** Begin RECORDS SHOWN **

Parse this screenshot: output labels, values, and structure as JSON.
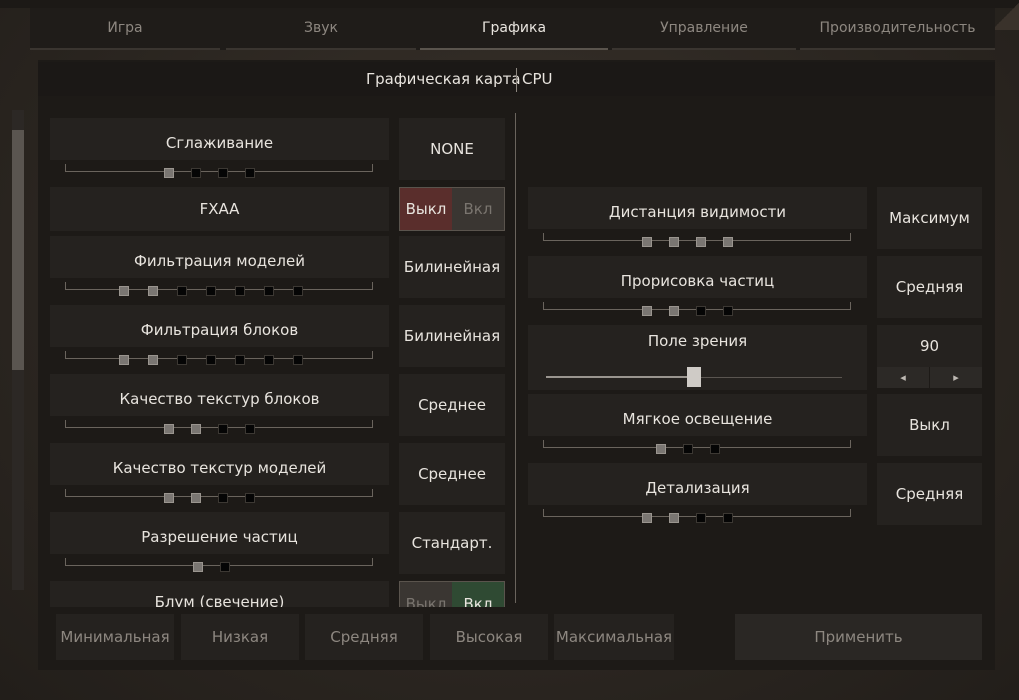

** End RECORDS SHOWN **
** Begin RECORDS SHOWN **

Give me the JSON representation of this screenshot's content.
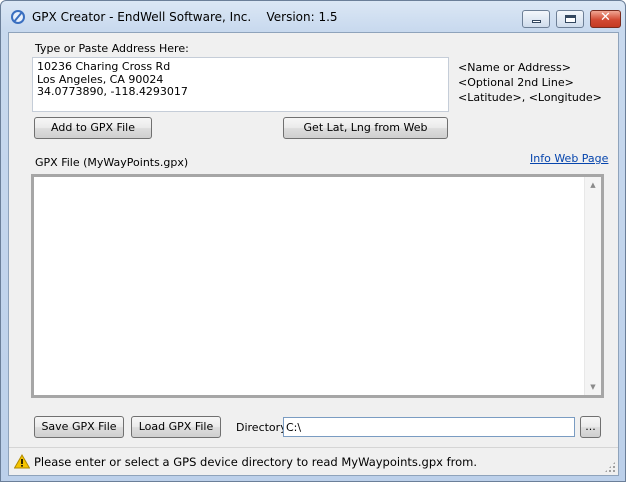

** End RECORDS SHOWN **
** Begin RECORDS SHOWN **

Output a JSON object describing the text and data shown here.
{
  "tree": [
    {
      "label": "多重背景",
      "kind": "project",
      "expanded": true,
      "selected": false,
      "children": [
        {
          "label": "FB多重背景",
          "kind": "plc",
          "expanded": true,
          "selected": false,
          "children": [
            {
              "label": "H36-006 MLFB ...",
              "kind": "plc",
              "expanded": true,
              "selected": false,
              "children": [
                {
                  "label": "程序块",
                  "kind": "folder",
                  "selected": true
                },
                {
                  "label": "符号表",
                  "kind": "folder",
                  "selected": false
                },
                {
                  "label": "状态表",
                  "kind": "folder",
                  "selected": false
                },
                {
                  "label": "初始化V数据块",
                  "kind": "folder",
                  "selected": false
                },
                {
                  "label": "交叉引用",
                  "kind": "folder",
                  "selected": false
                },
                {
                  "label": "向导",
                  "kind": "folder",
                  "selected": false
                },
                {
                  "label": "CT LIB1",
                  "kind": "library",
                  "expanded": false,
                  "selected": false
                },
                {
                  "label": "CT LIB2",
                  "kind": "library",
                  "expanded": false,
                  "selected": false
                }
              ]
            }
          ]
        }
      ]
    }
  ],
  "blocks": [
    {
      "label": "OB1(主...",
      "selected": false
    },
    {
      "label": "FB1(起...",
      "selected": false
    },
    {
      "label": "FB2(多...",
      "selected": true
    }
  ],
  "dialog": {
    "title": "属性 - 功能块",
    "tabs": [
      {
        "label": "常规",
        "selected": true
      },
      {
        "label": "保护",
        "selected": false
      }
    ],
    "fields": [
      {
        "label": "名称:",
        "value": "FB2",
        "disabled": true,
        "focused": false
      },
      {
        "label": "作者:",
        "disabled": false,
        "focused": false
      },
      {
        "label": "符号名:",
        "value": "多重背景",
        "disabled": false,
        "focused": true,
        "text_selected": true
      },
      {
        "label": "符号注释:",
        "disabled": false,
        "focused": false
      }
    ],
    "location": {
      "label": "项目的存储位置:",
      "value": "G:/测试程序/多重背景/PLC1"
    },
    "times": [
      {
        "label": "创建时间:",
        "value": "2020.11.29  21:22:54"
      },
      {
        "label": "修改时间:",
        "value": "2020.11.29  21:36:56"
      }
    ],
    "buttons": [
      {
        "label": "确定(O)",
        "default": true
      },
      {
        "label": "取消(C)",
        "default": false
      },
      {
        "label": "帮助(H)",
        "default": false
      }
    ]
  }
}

** End RECORDS SHOWN **

Select the lines in this material that hold the word "screenshot", leaving none out.

# [RESULT OF THIS EXERCISE]
Parse this screenshot: output labels, values, and structure as JSON.
Give me the JSON representation of this screenshot's content.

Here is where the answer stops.